The problem
Copy each line below that includes "Aizhan".

Material supplied
---------------
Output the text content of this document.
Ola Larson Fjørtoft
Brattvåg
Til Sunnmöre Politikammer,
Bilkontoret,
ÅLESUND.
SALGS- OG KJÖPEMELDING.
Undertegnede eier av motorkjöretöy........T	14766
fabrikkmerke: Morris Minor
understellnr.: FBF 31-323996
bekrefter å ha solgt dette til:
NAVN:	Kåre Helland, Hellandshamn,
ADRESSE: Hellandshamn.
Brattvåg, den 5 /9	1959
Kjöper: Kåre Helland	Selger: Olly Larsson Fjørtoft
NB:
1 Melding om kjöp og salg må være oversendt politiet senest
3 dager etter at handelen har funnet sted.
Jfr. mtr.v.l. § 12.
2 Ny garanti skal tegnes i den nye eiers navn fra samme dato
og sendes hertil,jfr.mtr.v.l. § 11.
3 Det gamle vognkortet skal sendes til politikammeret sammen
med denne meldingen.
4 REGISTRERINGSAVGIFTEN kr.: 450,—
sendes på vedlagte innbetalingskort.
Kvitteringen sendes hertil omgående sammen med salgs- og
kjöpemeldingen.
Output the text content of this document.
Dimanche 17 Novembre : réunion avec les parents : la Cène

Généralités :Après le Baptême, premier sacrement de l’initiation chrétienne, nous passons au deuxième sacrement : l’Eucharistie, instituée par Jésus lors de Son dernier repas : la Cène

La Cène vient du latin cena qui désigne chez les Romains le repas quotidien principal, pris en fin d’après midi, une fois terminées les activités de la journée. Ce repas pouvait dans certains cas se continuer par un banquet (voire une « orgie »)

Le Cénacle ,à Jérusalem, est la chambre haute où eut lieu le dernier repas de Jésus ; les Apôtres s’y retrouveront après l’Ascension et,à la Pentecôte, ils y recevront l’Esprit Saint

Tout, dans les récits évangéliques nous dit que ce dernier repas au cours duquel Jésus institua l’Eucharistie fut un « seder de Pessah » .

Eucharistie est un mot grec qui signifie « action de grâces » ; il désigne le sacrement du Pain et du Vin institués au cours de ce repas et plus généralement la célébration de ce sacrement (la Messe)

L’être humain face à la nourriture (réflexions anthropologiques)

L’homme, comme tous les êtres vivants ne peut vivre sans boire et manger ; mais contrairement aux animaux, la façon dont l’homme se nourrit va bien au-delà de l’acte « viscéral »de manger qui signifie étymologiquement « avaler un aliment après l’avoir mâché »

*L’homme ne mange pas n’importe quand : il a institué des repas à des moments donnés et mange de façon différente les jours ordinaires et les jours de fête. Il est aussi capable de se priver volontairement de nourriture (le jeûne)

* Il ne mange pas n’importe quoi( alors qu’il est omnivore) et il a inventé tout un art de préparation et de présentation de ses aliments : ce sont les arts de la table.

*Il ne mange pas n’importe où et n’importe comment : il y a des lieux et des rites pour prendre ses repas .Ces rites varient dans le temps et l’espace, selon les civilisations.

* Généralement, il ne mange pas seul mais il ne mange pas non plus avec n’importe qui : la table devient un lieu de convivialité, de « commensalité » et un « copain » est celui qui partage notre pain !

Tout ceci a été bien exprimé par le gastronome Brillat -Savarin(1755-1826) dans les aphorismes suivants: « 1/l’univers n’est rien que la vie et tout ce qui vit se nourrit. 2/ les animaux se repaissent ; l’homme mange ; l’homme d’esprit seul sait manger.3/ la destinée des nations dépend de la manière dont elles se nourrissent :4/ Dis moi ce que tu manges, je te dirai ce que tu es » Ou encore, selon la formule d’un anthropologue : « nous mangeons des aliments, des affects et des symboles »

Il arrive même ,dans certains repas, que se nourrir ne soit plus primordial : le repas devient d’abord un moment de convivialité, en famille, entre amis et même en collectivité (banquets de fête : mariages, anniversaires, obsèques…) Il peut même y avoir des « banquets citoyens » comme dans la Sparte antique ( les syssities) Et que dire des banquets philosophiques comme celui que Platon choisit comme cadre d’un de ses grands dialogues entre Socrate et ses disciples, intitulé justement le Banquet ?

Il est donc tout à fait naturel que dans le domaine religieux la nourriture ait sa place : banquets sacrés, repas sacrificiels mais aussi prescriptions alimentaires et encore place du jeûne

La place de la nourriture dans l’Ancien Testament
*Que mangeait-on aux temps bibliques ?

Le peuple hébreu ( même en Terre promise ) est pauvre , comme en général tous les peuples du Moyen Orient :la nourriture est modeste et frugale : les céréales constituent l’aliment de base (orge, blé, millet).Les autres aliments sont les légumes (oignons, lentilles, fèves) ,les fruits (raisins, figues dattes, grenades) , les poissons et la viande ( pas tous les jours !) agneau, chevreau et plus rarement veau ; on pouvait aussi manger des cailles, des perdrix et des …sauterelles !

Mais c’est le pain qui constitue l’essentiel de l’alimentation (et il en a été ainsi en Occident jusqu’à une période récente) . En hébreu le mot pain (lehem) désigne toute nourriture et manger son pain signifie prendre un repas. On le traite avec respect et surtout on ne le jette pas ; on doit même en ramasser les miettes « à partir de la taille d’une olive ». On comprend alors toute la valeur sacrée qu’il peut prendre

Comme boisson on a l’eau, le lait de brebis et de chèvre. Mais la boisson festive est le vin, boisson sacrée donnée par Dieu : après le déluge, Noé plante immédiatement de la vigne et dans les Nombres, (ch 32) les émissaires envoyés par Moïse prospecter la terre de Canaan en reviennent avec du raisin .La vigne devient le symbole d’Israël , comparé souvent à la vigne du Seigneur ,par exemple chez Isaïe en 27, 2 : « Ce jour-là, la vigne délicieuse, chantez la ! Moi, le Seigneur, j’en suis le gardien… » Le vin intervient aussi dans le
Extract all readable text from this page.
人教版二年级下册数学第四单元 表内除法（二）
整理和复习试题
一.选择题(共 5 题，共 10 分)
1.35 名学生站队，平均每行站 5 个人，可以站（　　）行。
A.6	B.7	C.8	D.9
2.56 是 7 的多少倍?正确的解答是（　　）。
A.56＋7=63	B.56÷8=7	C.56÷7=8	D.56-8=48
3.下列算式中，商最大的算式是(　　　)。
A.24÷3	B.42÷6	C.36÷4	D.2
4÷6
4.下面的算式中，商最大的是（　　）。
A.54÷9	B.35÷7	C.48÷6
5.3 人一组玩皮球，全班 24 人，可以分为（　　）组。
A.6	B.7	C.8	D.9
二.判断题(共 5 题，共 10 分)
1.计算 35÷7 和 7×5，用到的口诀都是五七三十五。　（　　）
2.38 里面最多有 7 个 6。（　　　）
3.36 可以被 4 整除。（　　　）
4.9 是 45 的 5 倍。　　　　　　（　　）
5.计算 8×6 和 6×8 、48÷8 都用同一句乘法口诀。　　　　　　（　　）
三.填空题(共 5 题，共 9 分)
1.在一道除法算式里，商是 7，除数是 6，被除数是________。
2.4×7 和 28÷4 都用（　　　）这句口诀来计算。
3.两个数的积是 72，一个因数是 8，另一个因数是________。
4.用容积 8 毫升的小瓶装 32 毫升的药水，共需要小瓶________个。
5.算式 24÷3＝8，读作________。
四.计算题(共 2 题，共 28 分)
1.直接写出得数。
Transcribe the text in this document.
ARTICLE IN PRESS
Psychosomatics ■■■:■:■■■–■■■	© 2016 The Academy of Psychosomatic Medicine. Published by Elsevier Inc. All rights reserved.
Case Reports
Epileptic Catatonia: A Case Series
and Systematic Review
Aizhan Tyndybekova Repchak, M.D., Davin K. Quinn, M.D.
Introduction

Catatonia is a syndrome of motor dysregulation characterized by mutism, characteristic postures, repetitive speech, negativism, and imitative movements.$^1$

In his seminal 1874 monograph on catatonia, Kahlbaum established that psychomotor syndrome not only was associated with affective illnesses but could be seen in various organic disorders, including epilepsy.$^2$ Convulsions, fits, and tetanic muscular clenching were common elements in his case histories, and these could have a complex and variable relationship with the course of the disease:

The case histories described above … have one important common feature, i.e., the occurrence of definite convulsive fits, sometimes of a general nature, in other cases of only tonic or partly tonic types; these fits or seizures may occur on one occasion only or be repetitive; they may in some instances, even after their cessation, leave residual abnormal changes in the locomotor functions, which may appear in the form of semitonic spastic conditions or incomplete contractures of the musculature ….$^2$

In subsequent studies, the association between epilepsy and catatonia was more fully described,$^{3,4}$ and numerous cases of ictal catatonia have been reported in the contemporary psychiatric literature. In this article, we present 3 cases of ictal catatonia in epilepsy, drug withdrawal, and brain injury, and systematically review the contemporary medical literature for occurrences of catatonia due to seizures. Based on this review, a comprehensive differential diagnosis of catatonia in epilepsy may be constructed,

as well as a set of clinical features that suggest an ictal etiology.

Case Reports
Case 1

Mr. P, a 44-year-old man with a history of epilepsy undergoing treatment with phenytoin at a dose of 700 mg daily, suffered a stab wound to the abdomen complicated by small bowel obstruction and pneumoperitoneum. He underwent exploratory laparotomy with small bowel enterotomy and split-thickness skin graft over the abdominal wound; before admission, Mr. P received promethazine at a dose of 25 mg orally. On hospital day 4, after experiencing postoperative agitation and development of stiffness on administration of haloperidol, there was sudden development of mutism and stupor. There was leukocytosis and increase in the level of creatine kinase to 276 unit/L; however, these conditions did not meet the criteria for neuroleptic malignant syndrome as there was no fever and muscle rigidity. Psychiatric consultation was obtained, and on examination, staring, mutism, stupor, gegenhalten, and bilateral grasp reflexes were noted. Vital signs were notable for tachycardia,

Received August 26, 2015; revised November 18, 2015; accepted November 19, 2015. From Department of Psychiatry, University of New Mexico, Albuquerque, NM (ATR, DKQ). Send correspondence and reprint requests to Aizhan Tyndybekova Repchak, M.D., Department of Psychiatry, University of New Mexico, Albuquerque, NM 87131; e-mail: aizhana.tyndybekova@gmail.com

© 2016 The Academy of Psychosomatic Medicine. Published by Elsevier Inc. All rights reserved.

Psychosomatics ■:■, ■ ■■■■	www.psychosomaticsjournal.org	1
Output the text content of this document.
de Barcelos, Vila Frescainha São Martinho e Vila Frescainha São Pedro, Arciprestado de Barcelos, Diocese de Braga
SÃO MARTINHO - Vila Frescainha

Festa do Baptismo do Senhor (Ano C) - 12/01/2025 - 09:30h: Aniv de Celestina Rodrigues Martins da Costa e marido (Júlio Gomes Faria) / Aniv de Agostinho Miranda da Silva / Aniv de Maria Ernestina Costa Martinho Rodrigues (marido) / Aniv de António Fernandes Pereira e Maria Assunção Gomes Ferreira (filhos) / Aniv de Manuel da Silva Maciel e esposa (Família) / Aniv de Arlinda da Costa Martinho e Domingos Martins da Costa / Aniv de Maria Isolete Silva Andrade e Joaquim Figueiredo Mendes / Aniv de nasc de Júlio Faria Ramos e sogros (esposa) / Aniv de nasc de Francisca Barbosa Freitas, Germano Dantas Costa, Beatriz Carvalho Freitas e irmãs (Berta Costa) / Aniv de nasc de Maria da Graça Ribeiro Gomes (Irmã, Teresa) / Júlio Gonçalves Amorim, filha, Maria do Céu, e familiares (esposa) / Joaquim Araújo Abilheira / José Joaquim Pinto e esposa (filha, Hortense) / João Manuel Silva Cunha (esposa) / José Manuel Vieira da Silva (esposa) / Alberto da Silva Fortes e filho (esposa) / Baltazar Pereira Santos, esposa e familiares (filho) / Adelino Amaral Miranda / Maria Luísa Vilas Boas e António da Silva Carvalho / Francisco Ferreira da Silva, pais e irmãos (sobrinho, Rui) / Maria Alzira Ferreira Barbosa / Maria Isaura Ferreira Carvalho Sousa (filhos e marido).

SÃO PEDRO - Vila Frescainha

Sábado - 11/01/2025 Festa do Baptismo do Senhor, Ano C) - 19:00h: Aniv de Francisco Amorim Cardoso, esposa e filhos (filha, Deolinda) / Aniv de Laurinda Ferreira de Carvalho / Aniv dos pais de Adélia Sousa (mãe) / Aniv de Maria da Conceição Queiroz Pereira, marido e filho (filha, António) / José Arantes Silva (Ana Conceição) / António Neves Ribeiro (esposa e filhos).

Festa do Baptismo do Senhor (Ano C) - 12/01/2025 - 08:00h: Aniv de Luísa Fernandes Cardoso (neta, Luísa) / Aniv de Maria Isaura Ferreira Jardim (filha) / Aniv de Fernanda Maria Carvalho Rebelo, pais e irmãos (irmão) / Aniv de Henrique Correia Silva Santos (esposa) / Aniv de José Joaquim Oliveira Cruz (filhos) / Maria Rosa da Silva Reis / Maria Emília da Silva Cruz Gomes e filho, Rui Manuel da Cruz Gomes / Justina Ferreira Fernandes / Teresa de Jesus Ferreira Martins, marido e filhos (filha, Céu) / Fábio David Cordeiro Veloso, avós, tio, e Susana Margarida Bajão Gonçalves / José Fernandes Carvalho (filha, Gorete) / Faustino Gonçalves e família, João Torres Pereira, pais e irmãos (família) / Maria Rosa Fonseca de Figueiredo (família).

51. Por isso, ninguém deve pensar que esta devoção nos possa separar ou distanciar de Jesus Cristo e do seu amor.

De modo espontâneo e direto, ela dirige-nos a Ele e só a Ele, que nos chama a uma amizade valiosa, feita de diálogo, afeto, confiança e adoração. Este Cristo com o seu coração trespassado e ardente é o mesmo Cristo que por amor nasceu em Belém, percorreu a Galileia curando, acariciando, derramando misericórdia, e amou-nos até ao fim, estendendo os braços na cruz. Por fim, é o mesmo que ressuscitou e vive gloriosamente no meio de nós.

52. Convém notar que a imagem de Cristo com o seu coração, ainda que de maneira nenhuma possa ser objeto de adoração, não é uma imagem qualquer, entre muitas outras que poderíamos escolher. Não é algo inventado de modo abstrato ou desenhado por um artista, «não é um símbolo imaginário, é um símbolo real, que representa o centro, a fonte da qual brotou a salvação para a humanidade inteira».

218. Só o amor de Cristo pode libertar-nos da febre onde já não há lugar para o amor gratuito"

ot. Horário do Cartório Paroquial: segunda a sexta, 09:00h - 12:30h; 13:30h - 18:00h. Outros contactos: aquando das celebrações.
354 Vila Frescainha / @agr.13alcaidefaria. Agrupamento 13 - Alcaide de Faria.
---------------
Response to the exercise
Aizhan Tyndybekova Repchak, M.D., Davin K. Quinn, M.D.
Received August 26, 2015; revised November 18, 2015; accepted November 19, 2015. From Department of Psychiatry, University of New Mexico, Albuquerque, NM (ATR, DKQ). Send correspondence and reprint requests to Aizhan Tyndybekova Repchak, M.D., Department of Psychiatry, University of New Mexico, Albuquerque, NM 87131; e-mail: aizhana.tyndybekova@gmail.com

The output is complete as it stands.